*WHAT YOU ARE ASKED TO DO*:
Using the entries below, quote exactly the span of lines that begins with the line containing "Give me the" and ends with the final line.

Stored items from a collection:
>>>>>

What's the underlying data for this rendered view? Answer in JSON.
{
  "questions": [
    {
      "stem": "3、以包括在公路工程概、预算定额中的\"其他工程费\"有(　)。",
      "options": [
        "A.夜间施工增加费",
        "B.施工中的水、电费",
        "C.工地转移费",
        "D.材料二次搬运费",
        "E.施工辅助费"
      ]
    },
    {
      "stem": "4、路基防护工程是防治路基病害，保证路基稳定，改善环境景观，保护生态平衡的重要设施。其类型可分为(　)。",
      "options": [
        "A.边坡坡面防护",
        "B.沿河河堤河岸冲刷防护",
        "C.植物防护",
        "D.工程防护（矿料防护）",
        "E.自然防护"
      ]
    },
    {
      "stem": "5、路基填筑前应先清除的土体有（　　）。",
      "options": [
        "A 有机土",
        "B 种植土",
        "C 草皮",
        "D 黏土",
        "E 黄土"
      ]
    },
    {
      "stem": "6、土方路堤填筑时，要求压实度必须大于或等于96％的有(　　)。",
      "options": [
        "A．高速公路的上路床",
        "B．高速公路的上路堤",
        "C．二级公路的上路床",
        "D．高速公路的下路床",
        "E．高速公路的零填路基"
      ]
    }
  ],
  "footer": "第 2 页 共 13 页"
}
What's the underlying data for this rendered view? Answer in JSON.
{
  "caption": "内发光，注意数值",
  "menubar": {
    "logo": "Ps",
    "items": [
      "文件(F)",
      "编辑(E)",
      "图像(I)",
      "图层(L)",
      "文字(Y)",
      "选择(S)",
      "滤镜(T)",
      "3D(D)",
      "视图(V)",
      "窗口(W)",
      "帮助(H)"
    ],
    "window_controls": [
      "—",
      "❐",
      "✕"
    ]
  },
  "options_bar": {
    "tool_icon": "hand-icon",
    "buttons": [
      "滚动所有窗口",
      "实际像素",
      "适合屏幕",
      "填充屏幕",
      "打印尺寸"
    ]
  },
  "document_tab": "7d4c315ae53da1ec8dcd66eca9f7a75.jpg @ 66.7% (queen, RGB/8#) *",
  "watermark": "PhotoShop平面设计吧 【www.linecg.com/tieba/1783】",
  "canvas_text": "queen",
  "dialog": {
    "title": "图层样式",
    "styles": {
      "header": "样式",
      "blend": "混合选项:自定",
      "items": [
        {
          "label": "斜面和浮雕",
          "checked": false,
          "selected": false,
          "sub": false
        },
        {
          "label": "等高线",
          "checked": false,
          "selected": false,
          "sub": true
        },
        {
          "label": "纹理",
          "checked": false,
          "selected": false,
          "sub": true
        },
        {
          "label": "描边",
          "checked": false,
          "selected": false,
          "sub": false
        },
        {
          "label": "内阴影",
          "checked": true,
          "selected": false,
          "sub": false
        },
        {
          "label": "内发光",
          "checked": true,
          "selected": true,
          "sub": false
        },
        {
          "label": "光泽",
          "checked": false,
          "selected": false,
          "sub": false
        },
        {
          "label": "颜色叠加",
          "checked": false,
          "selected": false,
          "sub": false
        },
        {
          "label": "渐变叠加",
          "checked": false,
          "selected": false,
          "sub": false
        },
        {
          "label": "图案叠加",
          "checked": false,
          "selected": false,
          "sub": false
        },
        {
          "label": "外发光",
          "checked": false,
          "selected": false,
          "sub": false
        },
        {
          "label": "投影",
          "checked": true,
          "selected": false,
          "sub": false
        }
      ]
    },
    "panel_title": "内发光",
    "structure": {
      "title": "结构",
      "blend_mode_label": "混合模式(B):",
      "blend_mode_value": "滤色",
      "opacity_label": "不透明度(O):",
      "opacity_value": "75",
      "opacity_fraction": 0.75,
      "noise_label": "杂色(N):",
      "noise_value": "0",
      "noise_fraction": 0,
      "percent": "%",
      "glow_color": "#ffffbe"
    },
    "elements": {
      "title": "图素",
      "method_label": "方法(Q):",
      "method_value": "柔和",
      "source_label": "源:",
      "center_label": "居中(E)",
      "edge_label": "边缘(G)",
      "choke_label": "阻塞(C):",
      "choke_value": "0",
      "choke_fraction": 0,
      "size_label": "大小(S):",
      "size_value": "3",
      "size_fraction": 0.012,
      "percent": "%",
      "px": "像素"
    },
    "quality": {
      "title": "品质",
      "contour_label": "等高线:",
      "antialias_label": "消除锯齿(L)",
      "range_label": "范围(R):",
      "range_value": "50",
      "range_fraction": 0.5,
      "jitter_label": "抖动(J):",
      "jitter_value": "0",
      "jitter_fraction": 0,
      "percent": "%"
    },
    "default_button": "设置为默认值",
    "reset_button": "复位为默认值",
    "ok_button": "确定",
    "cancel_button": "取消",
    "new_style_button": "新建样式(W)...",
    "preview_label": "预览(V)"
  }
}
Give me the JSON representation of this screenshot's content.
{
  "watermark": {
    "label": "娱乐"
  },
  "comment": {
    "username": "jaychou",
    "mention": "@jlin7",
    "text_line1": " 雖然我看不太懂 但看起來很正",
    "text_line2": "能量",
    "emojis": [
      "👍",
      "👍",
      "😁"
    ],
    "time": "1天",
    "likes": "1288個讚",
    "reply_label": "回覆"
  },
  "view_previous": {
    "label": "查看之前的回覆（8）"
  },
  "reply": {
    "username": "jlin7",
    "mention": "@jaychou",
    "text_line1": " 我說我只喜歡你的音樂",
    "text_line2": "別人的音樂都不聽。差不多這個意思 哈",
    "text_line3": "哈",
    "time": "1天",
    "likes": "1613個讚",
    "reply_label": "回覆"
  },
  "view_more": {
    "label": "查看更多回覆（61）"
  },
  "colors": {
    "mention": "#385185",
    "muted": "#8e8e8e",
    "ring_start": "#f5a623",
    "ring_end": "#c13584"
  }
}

<<<<<

*THE REPLY*:
Give me the JSON representation of this screenshot's content.
{
  "watermark": {
    "label": "娱乐"
  },
  "comment": {
    "username": "jaychou",
    "mention": "@jlin7",
    "text_line1": " 雖然我看不太懂 但看起來很正",
    "text_line2": "能量",
    "emojis": [
      "👍",
      "👍",
      "😁"
    ],
    "time": "1天",
    "likes": "1288個讚",
    "reply_label": "回覆"
  },
  "view_previous": {
    "label": "查看之前的回覆（8）"
  },
  "reply": {
    "username": "jlin7",
    "mention": "@jaychou",
    "text_line1": " 我說我只喜歡你的音樂",
    "text_line2": "別人的音樂都不聽。差不多這個意思 哈",
    "text_line3": "哈",
    "time": "1天",
    "likes": "1613個讚",
    "reply_label": "回覆"
  },
  "view_more": {
    "label": "查看更多回覆（61）"
  },
  "colors": {
    "mention": "#385185",
    "muted": "#8e8e8e",
    "ring_start": "#f5a623",
    "ring_end": "#c13584"
  }
}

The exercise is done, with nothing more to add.